(Data entries for graphics)
▬▬▬▬▬▬▬▬▬▬

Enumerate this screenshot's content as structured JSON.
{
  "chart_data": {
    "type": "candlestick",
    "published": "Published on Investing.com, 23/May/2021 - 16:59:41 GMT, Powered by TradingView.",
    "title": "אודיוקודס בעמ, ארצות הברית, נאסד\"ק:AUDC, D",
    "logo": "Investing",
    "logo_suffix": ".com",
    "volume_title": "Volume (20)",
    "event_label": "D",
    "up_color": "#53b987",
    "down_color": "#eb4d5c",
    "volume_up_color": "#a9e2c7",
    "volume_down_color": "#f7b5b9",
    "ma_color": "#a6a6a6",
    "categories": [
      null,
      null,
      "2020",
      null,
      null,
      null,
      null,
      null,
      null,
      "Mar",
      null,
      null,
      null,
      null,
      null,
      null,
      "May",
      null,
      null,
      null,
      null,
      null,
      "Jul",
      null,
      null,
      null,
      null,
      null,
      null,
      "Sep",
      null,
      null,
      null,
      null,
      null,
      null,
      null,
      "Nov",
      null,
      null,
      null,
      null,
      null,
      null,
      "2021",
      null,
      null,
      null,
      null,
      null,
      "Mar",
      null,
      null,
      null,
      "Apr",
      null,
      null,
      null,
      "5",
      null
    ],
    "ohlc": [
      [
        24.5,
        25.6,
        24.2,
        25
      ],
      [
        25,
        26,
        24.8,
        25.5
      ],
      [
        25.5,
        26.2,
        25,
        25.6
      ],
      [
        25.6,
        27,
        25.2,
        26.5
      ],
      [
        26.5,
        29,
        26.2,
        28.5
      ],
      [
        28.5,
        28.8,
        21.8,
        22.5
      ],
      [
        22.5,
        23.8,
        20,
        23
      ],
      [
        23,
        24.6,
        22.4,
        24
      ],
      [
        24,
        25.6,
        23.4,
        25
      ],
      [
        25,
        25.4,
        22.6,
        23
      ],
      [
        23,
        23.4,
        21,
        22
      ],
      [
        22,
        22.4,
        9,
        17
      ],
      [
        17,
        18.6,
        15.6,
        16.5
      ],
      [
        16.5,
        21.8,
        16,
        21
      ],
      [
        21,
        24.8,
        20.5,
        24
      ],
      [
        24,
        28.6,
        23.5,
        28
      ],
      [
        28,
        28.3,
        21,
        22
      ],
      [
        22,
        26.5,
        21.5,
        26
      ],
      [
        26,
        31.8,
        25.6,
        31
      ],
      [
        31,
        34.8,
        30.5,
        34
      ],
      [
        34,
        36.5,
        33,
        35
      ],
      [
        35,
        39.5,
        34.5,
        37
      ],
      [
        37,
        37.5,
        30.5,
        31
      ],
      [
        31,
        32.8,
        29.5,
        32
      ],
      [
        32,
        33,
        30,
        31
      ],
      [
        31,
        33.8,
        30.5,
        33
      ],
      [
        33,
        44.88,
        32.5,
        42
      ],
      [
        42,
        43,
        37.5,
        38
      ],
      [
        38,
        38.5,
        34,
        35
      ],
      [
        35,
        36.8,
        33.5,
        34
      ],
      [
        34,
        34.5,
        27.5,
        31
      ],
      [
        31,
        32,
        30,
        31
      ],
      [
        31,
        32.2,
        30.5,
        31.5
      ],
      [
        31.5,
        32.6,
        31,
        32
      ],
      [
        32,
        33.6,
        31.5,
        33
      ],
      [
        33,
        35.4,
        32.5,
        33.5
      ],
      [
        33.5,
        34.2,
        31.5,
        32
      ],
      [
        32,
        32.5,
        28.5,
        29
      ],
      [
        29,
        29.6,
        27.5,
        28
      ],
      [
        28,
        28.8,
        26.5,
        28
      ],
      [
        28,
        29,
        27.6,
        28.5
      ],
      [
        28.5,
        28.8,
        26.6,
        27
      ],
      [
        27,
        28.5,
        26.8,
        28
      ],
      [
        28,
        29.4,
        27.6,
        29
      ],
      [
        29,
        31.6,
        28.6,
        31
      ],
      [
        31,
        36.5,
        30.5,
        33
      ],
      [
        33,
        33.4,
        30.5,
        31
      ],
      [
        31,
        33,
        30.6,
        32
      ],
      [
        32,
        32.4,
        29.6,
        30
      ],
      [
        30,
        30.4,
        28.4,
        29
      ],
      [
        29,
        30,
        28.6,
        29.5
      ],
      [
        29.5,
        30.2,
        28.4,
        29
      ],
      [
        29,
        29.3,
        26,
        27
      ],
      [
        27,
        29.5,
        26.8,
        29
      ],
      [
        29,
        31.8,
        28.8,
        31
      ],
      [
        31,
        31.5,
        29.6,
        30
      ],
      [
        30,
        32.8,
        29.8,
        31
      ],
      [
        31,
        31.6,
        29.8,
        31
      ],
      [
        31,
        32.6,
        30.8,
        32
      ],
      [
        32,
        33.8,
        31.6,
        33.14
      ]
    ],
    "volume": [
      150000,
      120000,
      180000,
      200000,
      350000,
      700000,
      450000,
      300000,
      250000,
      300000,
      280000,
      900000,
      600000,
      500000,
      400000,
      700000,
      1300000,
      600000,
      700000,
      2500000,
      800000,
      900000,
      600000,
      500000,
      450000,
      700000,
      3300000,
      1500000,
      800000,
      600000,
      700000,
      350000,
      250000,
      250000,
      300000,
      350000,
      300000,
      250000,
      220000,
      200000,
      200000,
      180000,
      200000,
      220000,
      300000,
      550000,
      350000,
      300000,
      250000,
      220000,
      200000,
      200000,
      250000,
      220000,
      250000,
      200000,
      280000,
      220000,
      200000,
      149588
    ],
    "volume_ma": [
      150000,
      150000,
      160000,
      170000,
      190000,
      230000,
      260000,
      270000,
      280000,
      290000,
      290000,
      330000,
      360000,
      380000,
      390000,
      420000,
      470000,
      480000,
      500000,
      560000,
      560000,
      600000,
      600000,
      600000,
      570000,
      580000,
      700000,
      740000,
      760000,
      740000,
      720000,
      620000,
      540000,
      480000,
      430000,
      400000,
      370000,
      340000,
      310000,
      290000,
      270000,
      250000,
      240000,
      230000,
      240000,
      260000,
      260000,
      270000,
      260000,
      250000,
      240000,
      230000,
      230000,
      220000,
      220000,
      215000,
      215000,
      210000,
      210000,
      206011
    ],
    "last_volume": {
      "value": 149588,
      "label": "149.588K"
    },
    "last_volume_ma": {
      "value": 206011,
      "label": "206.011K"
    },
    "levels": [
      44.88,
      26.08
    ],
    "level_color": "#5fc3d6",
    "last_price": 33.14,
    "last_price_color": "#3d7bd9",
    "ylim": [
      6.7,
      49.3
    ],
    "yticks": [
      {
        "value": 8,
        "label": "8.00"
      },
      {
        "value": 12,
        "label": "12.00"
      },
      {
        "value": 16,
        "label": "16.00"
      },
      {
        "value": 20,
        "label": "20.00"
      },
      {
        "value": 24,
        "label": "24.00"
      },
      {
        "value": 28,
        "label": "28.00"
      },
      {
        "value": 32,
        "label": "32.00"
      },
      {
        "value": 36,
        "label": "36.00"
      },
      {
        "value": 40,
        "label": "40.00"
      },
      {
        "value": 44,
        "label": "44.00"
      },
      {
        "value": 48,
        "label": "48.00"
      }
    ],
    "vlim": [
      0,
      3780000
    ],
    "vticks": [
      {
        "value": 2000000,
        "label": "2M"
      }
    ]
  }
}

▬▬▬▬▬▬▬▬▬▬

_Given instruction_.
From the listing above, return each line with the word "Investing".

_Output for this task_.
    "published": "Published on Investing.com, 23/May/2021 - 16:59:41 GMT, Powered by TradingView.",
    "logo": "Investing",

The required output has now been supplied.